### To do
Pictures stay out of the copy; restate everything else in the material exactly.

::::::::

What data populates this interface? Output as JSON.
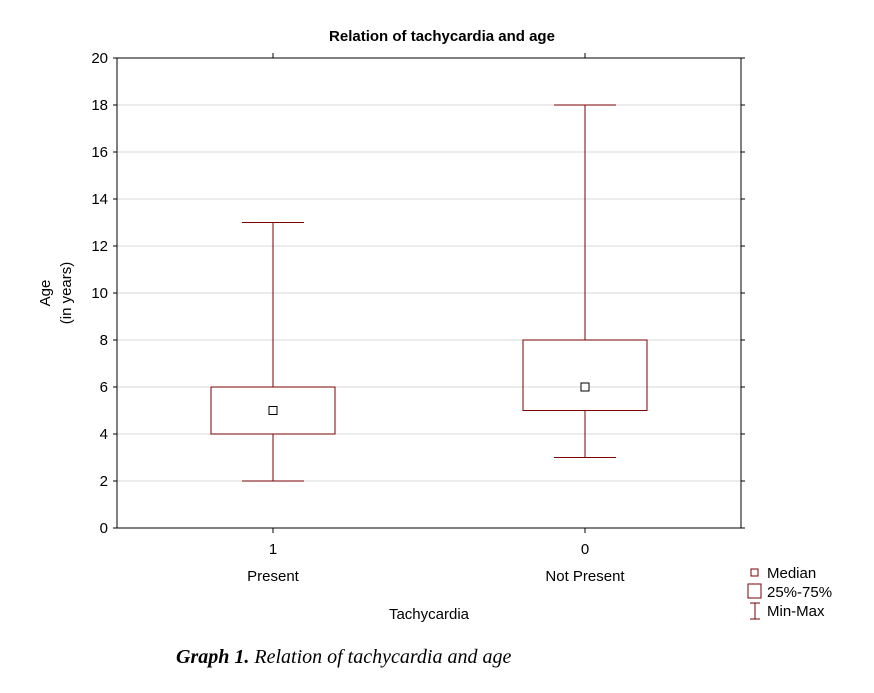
{
  "chart_data": {
    "type": "boxplot",
    "title": "Relation of tachycardia and age",
    "xlabel": "Tachycardia",
    "ylabel": [
      "Age",
      "(in years)"
    ],
    "ylim": [
      0,
      20
    ],
    "yticks": [
      0,
      2,
      4,
      6,
      8,
      10,
      12,
      14,
      16,
      18,
      20
    ],
    "grid": true,
    "categories": [
      {
        "code": "1",
        "label": "Present",
        "min": 2,
        "q1": 4,
        "median": 5,
        "q3": 6,
        "max": 13
      },
      {
        "code": "0",
        "label": "Not Present",
        "min": 3,
        "q1": 5,
        "median": 6,
        "q3": 8,
        "max": 18
      }
    ],
    "legend": {
      "placement": "bottom-right",
      "items": [
        "Median",
        "25%-75%",
        "Min-Max"
      ]
    },
    "color": "#7b0000"
  },
  "caption": {
    "label": "Graph 1.",
    "text": " Relation of tachycardia and age"
  }
}
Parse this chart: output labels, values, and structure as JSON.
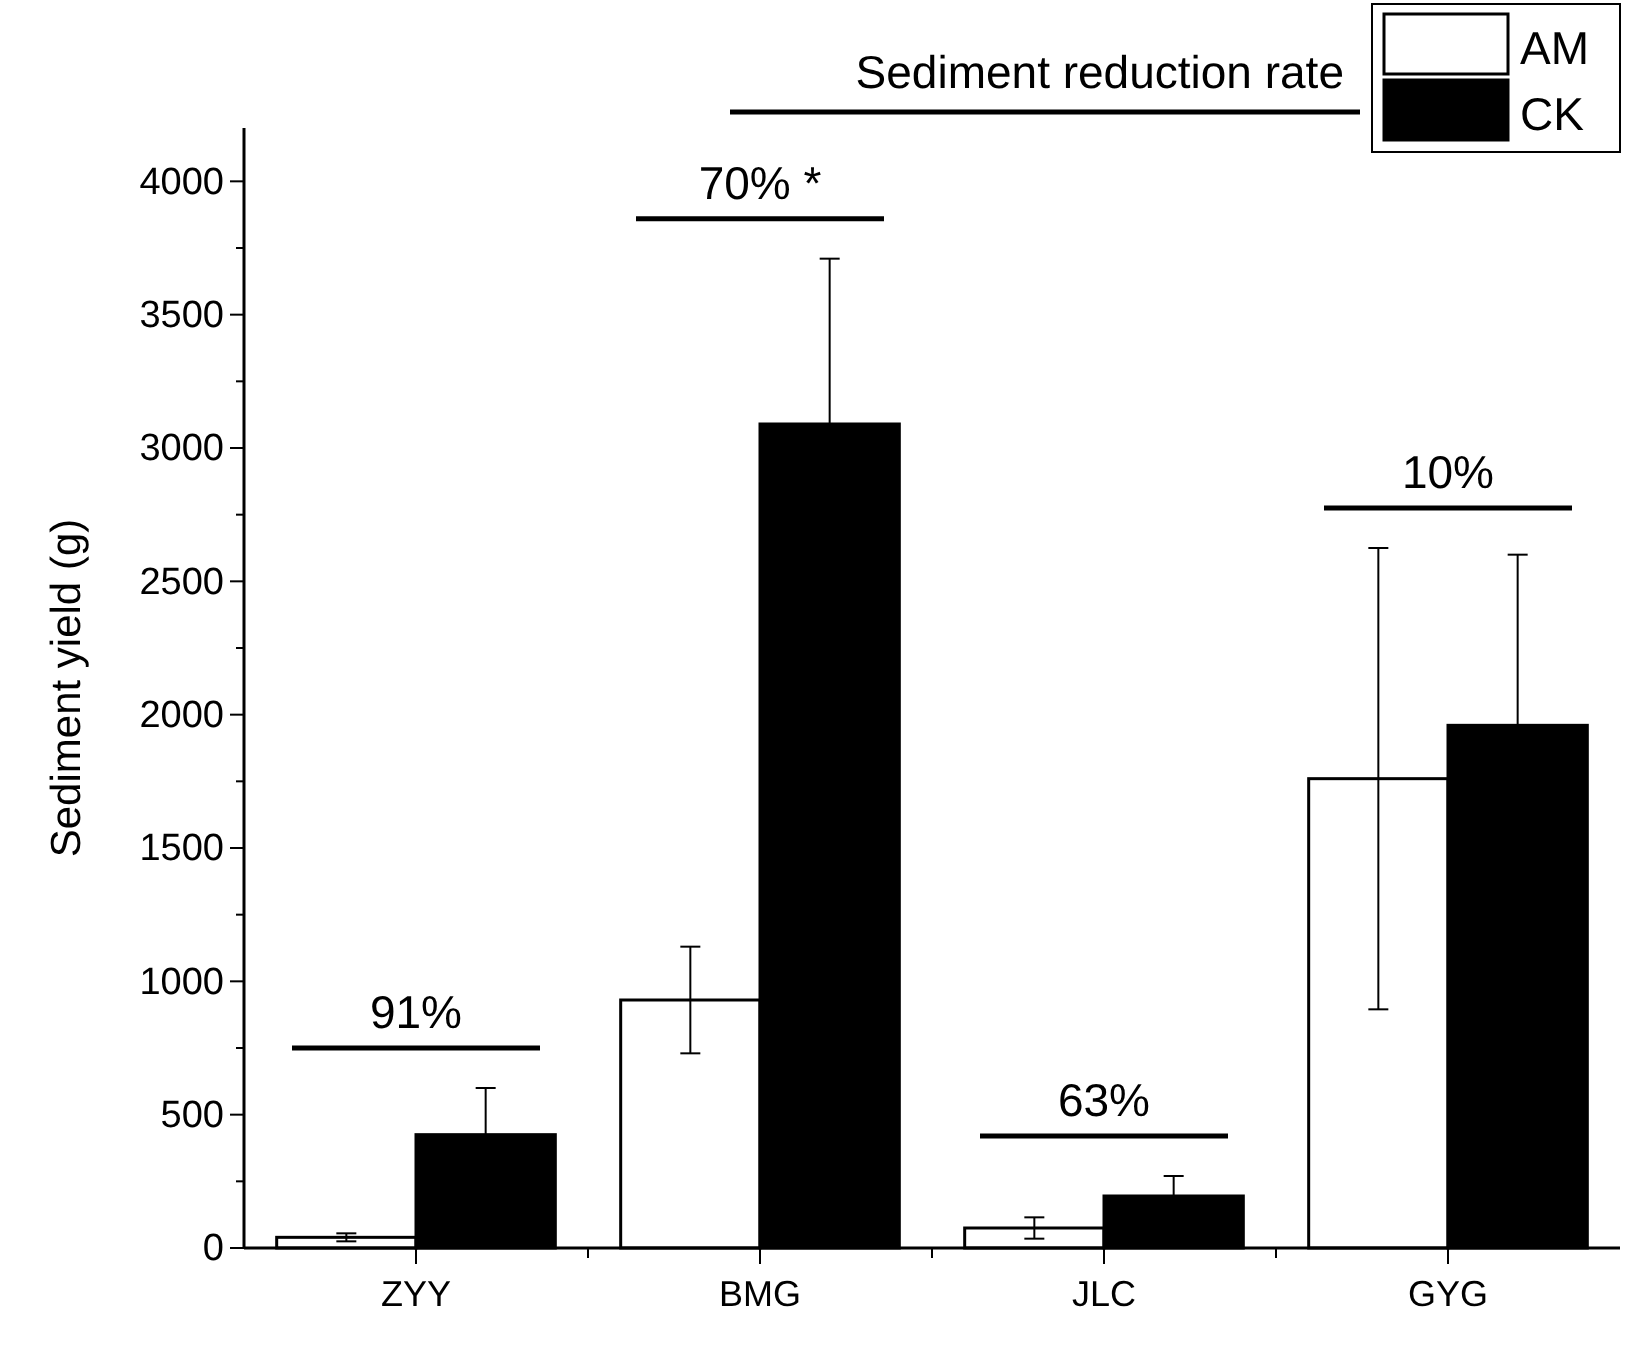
{
  "chart_data": {
    "type": "bar",
    "ylabel": "Sediment yield (g)",
    "categories": [
      "ZYY",
      "BMG",
      "JLC",
      "GYG"
    ],
    "series": [
      {
        "name": "AM",
        "color": "#ffffff",
        "values": [
          40,
          930,
          75,
          1760
        ],
        "errors": [
          15,
          200,
          40,
          865
        ]
      },
      {
        "name": "CK",
        "color": "#000000",
        "values": [
          425,
          3090,
          195,
          1960
        ],
        "errors": [
          175,
          620,
          75,
          640
        ]
      }
    ],
    "ylim": [
      0,
      4200
    ],
    "yticks": [
      0,
      500,
      1000,
      1500,
      2000,
      2500,
      3000,
      3500,
      4000
    ],
    "annotations": [
      "Sediment reduction rate",
      "91%",
      "70% *",
      "63%",
      "10%"
    ],
    "legend": "top right",
    "grid": false
  }
}
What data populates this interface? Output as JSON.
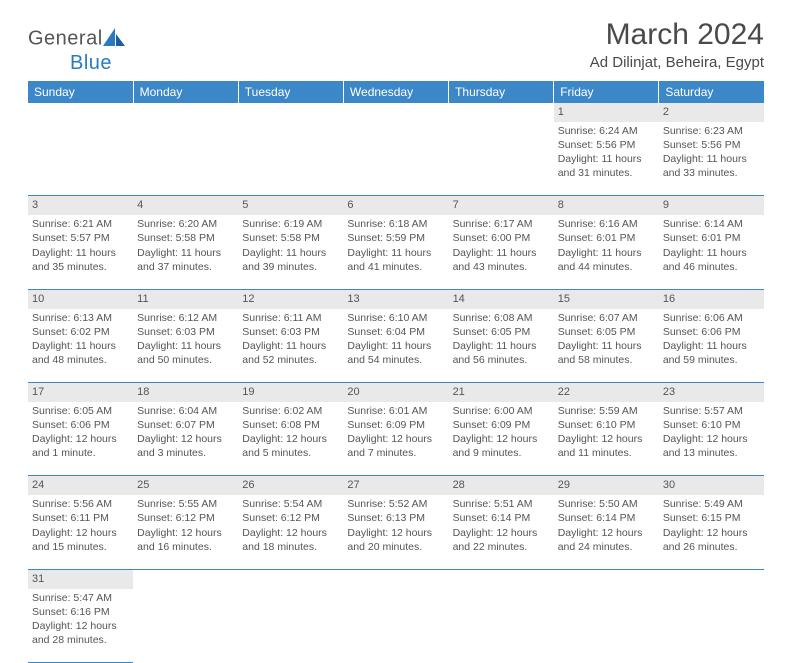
{
  "brand": {
    "name_a": "General",
    "name_b": "Blue"
  },
  "title": "March 2024",
  "location": "Ad Dilinjat, Beheira, Egypt",
  "colors": {
    "header_bg": "#3b87c8",
    "header_text": "#ffffff",
    "daynum_bg": "#e9e9e9",
    "border": "#3b87c8",
    "text": "#4a4a4a",
    "logo_blue": "#2a7ac0"
  },
  "day_headers": [
    "Sunday",
    "Monday",
    "Tuesday",
    "Wednesday",
    "Thursday",
    "Friday",
    "Saturday"
  ],
  "weeks": [
    {
      "nums": [
        "",
        "",
        "",
        "",
        "",
        "1",
        "2"
      ],
      "cells": [
        "",
        "",
        "",
        "",
        "",
        "Sunrise: 6:24 AM\nSunset: 5:56 PM\nDaylight: 11 hours and 31 minutes.",
        "Sunrise: 6:23 AM\nSunset: 5:56 PM\nDaylight: 11 hours and 33 minutes."
      ]
    },
    {
      "nums": [
        "3",
        "4",
        "5",
        "6",
        "7",
        "8",
        "9"
      ],
      "cells": [
        "Sunrise: 6:21 AM\nSunset: 5:57 PM\nDaylight: 11 hours and 35 minutes.",
        "Sunrise: 6:20 AM\nSunset: 5:58 PM\nDaylight: 11 hours and 37 minutes.",
        "Sunrise: 6:19 AM\nSunset: 5:58 PM\nDaylight: 11 hours and 39 minutes.",
        "Sunrise: 6:18 AM\nSunset: 5:59 PM\nDaylight: 11 hours and 41 minutes.",
        "Sunrise: 6:17 AM\nSunset: 6:00 PM\nDaylight: 11 hours and 43 minutes.",
        "Sunrise: 6:16 AM\nSunset: 6:01 PM\nDaylight: 11 hours and 44 minutes.",
        "Sunrise: 6:14 AM\nSunset: 6:01 PM\nDaylight: 11 hours and 46 minutes."
      ]
    },
    {
      "nums": [
        "10",
        "11",
        "12",
        "13",
        "14",
        "15",
        "16"
      ],
      "cells": [
        "Sunrise: 6:13 AM\nSunset: 6:02 PM\nDaylight: 11 hours and 48 minutes.",
        "Sunrise: 6:12 AM\nSunset: 6:03 PM\nDaylight: 11 hours and 50 minutes.",
        "Sunrise: 6:11 AM\nSunset: 6:03 PM\nDaylight: 11 hours and 52 minutes.",
        "Sunrise: 6:10 AM\nSunset: 6:04 PM\nDaylight: 11 hours and 54 minutes.",
        "Sunrise: 6:08 AM\nSunset: 6:05 PM\nDaylight: 11 hours and 56 minutes.",
        "Sunrise: 6:07 AM\nSunset: 6:05 PM\nDaylight: 11 hours and 58 minutes.",
        "Sunrise: 6:06 AM\nSunset: 6:06 PM\nDaylight: 11 hours and 59 minutes."
      ]
    },
    {
      "nums": [
        "17",
        "18",
        "19",
        "20",
        "21",
        "22",
        "23"
      ],
      "cells": [
        "Sunrise: 6:05 AM\nSunset: 6:06 PM\nDaylight: 12 hours and 1 minute.",
        "Sunrise: 6:04 AM\nSunset: 6:07 PM\nDaylight: 12 hours and 3 minutes.",
        "Sunrise: 6:02 AM\nSunset: 6:08 PM\nDaylight: 12 hours and 5 minutes.",
        "Sunrise: 6:01 AM\nSunset: 6:09 PM\nDaylight: 12 hours and 7 minutes.",
        "Sunrise: 6:00 AM\nSunset: 6:09 PM\nDaylight: 12 hours and 9 minutes.",
        "Sunrise: 5:59 AM\nSunset: 6:10 PM\nDaylight: 12 hours and 11 minutes.",
        "Sunrise: 5:57 AM\nSunset: 6:10 PM\nDaylight: 12 hours and 13 minutes."
      ]
    },
    {
      "nums": [
        "24",
        "25",
        "26",
        "27",
        "28",
        "29",
        "30"
      ],
      "cells": [
        "Sunrise: 5:56 AM\nSunset: 6:11 PM\nDaylight: 12 hours and 15 minutes.",
        "Sunrise: 5:55 AM\nSunset: 6:12 PM\nDaylight: 12 hours and 16 minutes.",
        "Sunrise: 5:54 AM\nSunset: 6:12 PM\nDaylight: 12 hours and 18 minutes.",
        "Sunrise: 5:52 AM\nSunset: 6:13 PM\nDaylight: 12 hours and 20 minutes.",
        "Sunrise: 5:51 AM\nSunset: 6:14 PM\nDaylight: 12 hours and 22 minutes.",
        "Sunrise: 5:50 AM\nSunset: 6:14 PM\nDaylight: 12 hours and 24 minutes.",
        "Sunrise: 5:49 AM\nSunset: 6:15 PM\nDaylight: 12 hours and 26 minutes."
      ]
    },
    {
      "nums": [
        "31",
        "",
        "",
        "",
        "",
        "",
        ""
      ],
      "cells": [
        "Sunrise: 5:47 AM\nSunset: 6:16 PM\nDaylight: 12 hours and 28 minutes.",
        "",
        "",
        "",
        "",
        "",
        ""
      ]
    }
  ]
}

::::::::

### Task answer
What data populates this interface? Output as JSON.
{
  "chart_data": {
    "type": "boxplot",
    "title": "Relation of tachycardia and age",
    "xlabel": "Tachycardia",
    "ylabel": [
      "Age",
      "(in years)"
    ],
    "ylim": [
      0,
      20
    ],
    "yticks": [
      0,
      2,
      4,
      6,
      8,
      10,
      12,
      14,
      16,
      18,
      20
    ],
    "grid": true,
    "categories": [
      {
        "code": "1",
        "label": "Present",
        "min": 2,
        "q1": 4,
        "median": 5,
        "q3": 6,
        "max": 13
      },
      {
        "code": "0",
        "label": "Not Present",
        "min": 3,
        "q1": 5,
        "median": 6,
        "q3": 8,
        "max": 18
      }
    ],
    "legend": {
      "placement": "bottom-right",
      "items": [
        "Median",
        "25%-75%",
        "Min-Max"
      ]
    },
    "color": "#7b0000"
  },
  "caption": {
    "label": "Graph 1.",
    "text": " Relation of tachycardia and age"
  }
}
Parse this chart: output labels, values, and structure as JSON.
{
  "chart_data": {
    "type": "bar",
    "ylabel": "Sediment yield (g)",
    "categories": [
      "ZYY",
      "BMG",
      "JLC",
      "GYG"
    ],
    "series": [
      {
        "name": "AM",
        "color": "#ffffff",
        "values": [
          40,
          930,
          75,
          1760
        ],
        "errors": [
          15,
          200,
          40,
          865
        ]
      },
      {
        "name": "CK",
        "color": "#000000",
        "values": [
          425,
          3090,
          195,
          1960
        ],
        "errors": [
          175,
          620,
          75,
          640
        ]
      }
    ],
    "ylim": [
      0,
      4200
    ],
    "yticks": [
      0,
      500,
      1000,
      1500,
      2000,
      2500,
      3000,
      3500,
      4000
    ],
    "annotations": [
      "Sediment reduction rate",
      "91%",
      "70% *",
      "63%",
      "10%"
    ],
    "legend": "top right",
    "grid": false
  }
}
What data populates this interface? Output as JSON.
{
  "brand": {
    "name_a": "General",
    "name_b": "Blue"
  },
  "title": "March 2024",
  "location": "Ad Dilinjat, Beheira, Egypt",
  "colors": {
    "header_bg": "#3b87c8",
    "header_text": "#ffffff",
    "daynum_bg": "#e9e9e9",
    "border": "#3b87c8",
    "text": "#4a4a4a",
    "logo_blue": "#2a7ac0"
  },
  "day_headers": [
    "Sunday",
    "Monday",
    "Tuesday",
    "Wednesday",
    "Thursday",
    "Friday",
    "Saturday"
  ],
  "weeks": [
    {
      "nums": [
        "",
        "",
        "",
        "",
        "",
        "1",
        "2"
      ],
      "cells": [
        "",
        "",
        "",
        "",
        "",
        "Sunrise: 6:24 AM\nSunset: 5:56 PM\nDaylight: 11 hours and 31 minutes.",
        "Sunrise: 6:23 AM\nSunset: 5:56 PM\nDaylight: 11 hours and 33 minutes."
      ]
    },
    {
      "nums": [
        "3",
        "4",
        "5",
        "6",
        "7",
        "8",
        "9"
      ],
      "cells": [
        "Sunrise: 6:21 AM\nSunset: 5:57 PM\nDaylight: 11 hours and 35 minutes.",
        "Sunrise: 6:20 AM\nSunset: 5:58 PM\nDaylight: 11 hours and 37 minutes.",
        "Sunrise: 6:19 AM\nSunset: 5:58 PM\nDaylight: 11 hours and 39 minutes.",
        "Sunrise: 6:18 AM\nSunset: 5:59 PM\nDaylight: 11 hours and 41 minutes.",
        "Sunrise: 6:17 AM\nSunset: 6:00 PM\nDaylight: 11 hours and 43 minutes.",
        "Sunrise: 6:16 AM\nSunset: 6:01 PM\nDaylight: 11 hours and 44 minutes.",
        "Sunrise: 6:14 AM\nSunset: 6:01 PM\nDaylight: 11 hours and 46 minutes."
      ]
    },
    {
      "nums": [
        "10",
        "11",
        "12",
        "13",
        "14",
        "15",
        "16"
      ],
      "cells": [
        "Sunrise: 6:13 AM\nSunset: 6:02 PM\nDaylight: 11 hours and 48 minutes.",
        "Sunrise: 6:12 AM\nSunset: 6:03 PM\nDaylight: 11 hours and 50 minutes.",
        "Sunrise: 6:11 AM\nSunset: 6:03 PM\nDaylight: 11 hours and 52 minutes.",
        "Sunrise: 6:10 AM\nSunset: 6:04 PM\nDaylight: 11 hours and 54 minutes.",
        "Sunrise: 6:08 AM\nSunset: 6:05 PM\nDaylight: 11 hours and 56 minutes.",
        "Sunrise: 6:07 AM\nSunset: 6:05 PM\nDaylight: 11 hours and 58 minutes.",
        "Sunrise: 6:06 AM\nSunset: 6:06 PM\nDaylight: 11 hours and 59 minutes."
      ]
    },
    {
      "nums": [
        "17",
        "18",
        "19",
        "20",
        "21",
        "22",
        "23"
      ],
      "cells": [
        "Sunrise: 6:05 AM\nSunset: 6:06 PM\nDaylight: 12 hours and 1 minute.",
        "Sunrise: 6:04 AM\nSunset: 6:07 PM\nDaylight: 12 hours and 3 minutes.",
        "Sunrise: 6:02 AM\nSunset: 6:08 PM\nDaylight: 12 hours and 5 minutes.",
        "Sunrise: 6:01 AM\nSunset: 6:09 PM\nDaylight: 12 hours and 7 minutes.",
        "Sunrise: 6:00 AM\nSunset: 6:09 PM\nDaylight: 12 hours and 9 minutes.",
        "Sunrise: 5:59 AM\nSunset: 6:10 PM\nDaylight: 12 hours and 11 minutes.",
        "Sunrise: 5:57 AM\nSunset: 6:10 PM\nDaylight: 12 hours and 13 minutes."
      ]
    },
    {
      "nums": [
        "24",
        "25",
        "26",
        "27",
        "28",
        "29",
        "30"
      ],
      "cells": [
        "Sunrise: 5:56 AM\nSunset: 6:11 PM\nDaylight: 12 hours and 15 minutes.",
        "Sunrise: 5:55 AM\nSunset: 6:12 PM\nDaylight: 12 hours and 16 minutes.",
        "Sunrise: 5:54 AM\nSunset: 6:12 PM\nDaylight: 12 hours and 18 minutes.",
        "Sunrise: 5:52 AM\nSunset: 6:13 PM\nDaylight: 12 hours and 20 minutes.",
        "Sunrise: 5:51 AM\nSunset: 6:14 PM\nDaylight: 12 hours and 22 minutes.",
        "Sunrise: 5:50 AM\nSunset: 6:14 PM\nDaylight: 12 hours and 24 minutes.",
        "Sunrise: 5:49 AM\nSunset: 6:15 PM\nDaylight: 12 hours and 26 minutes."
      ]
    },
    {
      "nums": [
        "31",
        "",
        "",
        "",
        "",
        "",
        ""
      ],
      "cells": [
        "Sunrise: 5:47 AM\nSunset: 6:16 PM\nDaylight: 12 hours and 28 minutes.",
        "",
        "",
        "",
        "",
        "",
        ""
      ]
    }
  ]
}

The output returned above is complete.